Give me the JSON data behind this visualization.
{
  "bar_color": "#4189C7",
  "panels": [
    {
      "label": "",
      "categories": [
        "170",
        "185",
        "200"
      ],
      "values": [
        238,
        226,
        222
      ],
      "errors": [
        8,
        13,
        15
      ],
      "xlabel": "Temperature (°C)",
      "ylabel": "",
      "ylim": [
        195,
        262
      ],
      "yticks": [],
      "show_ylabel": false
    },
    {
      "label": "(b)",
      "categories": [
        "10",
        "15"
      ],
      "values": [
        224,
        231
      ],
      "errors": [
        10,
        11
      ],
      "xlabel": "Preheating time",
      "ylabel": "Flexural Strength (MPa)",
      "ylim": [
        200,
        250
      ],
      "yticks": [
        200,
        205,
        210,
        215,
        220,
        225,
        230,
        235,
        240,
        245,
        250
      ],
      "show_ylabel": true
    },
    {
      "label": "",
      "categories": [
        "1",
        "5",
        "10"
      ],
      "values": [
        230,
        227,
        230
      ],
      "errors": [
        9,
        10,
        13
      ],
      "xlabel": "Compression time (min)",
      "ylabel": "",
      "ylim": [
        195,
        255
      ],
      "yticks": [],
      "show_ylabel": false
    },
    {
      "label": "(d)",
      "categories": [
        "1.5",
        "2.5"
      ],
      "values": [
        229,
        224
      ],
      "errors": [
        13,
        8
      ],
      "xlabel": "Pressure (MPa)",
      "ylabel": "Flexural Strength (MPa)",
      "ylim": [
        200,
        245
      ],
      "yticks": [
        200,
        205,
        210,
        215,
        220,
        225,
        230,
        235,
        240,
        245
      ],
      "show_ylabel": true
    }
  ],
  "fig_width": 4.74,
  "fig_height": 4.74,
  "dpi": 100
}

· · · · · · ·

#### [Set exercise]
Reproduce the material in full, with no word added or dropped.

#### [Output of the task]
Give me the JSON data behind this visualization.
{
  "bar_color": "#4189C7",
  "panels": [
    {
      "label": "",
      "categories": [
        "170",
        "185",
        "200"
      ],
      "values": [
        238,
        226,
        222
      ],
      "errors": [
        8,
        13,
        15
      ],
      "xlabel": "Temperature (°C)",
      "ylabel": "",
      "ylim": [
        195,
        262
      ],
      "yticks": [],
      "show_ylabel": false
    },
    {
      "label": "(b)",
      "categories": [
        "10",
        "15"
      ],
      "values": [
        224,
        231
      ],
      "errors": [
        10,
        11
      ],
      "xlabel": "Preheating time",
      "ylabel": "Flexural Strength (MPa)",
      "ylim": [
        200,
        250
      ],
      "yticks": [
        200,
        205,
        210,
        215,
        220,
        225,
        230,
        235,
        240,
        245,
        250
      ],
      "show_ylabel": true
    },
    {
      "label": "",
      "categories": [
        "1",
        "5",
        "10"
      ],
      "values": [
        230,
        227,
        230
      ],
      "errors": [
        9,
        10,
        13
      ],
      "xlabel": "Compression time (min)",
      "ylabel": "",
      "ylim": [
        195,
        255
      ],
      "yticks": [],
      "show_ylabel": false
    },
    {
      "label": "(d)",
      "categories": [
        "1.5",
        "2.5"
      ],
      "values": [
        229,
        224
      ],
      "errors": [
        13,
        8
      ],
      "xlabel": "Pressure (MPa)",
      "ylabel": "Flexural Strength (MPa)",
      "ylim": [
        200,
        245
      ],
      "yticks": [
        200,
        205,
        210,
        215,
        220,
        225,
        230,
        235,
        240,
        245
      ],
      "show_ylabel": true
    }
  ],
  "fig_width": 4.74,
  "fig_height": 4.74,
  "dpi": 100
}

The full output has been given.